[BEGIN Data]

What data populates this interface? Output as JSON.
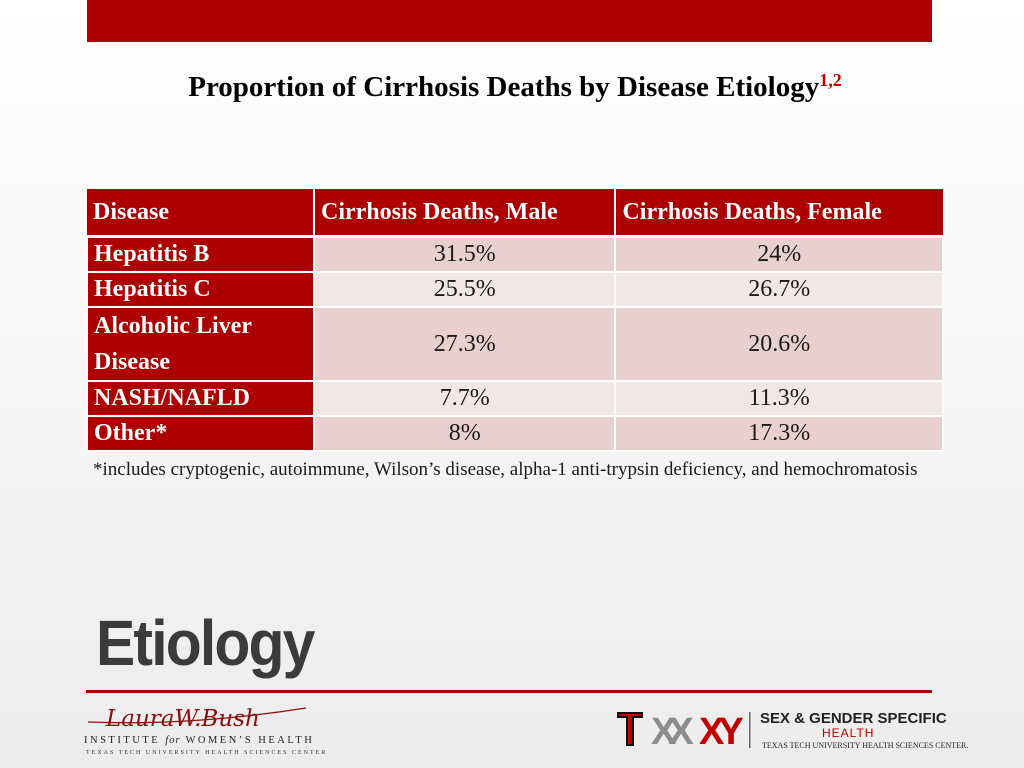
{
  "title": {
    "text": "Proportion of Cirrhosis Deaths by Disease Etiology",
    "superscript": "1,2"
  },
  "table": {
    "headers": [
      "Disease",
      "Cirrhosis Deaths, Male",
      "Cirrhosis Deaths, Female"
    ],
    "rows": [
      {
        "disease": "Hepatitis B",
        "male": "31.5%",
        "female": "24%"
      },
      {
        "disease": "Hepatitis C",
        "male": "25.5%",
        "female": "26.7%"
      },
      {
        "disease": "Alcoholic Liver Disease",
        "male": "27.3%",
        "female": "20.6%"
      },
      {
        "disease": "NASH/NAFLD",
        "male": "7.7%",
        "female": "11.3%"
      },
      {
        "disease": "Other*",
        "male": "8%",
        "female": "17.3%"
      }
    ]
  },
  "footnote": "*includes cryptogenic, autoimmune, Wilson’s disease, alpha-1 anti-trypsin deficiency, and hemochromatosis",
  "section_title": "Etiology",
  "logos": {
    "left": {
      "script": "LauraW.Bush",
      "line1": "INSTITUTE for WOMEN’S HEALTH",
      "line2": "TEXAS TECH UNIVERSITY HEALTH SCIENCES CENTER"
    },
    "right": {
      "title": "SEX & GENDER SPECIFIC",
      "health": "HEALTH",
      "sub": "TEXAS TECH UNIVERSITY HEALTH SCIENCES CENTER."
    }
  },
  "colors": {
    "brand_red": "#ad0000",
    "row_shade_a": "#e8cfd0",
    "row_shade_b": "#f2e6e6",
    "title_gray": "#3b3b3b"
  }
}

[END Data]
[BEGIN Data]

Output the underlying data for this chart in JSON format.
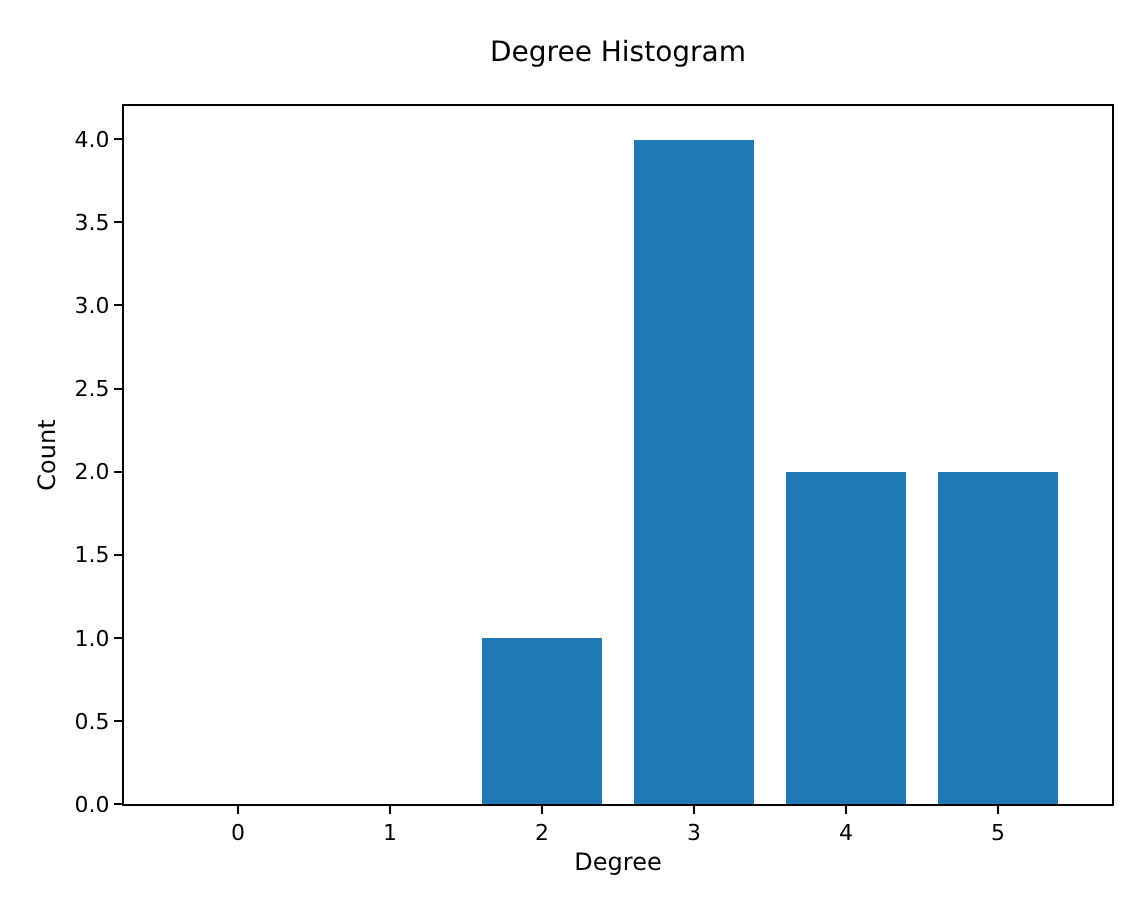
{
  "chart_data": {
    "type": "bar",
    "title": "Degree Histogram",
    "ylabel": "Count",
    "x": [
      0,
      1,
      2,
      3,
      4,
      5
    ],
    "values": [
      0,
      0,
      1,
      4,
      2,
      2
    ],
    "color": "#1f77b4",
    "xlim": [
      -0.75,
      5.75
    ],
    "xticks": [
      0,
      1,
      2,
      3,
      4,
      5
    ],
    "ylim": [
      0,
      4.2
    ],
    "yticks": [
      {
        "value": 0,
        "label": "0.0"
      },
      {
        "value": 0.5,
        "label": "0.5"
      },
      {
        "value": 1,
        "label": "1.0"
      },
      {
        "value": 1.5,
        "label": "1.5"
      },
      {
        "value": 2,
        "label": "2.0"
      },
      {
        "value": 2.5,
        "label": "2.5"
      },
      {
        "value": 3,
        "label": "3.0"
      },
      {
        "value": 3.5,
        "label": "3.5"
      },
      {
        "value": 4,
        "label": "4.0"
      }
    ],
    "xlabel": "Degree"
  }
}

[END Data]

Exercise prompt: Copy every line of the records above that contains "Etiology".

Response for this exercise:
    "text": "Proportion of Cirrhosis Deaths by Disease Etiology",
  "section_title": "Etiology",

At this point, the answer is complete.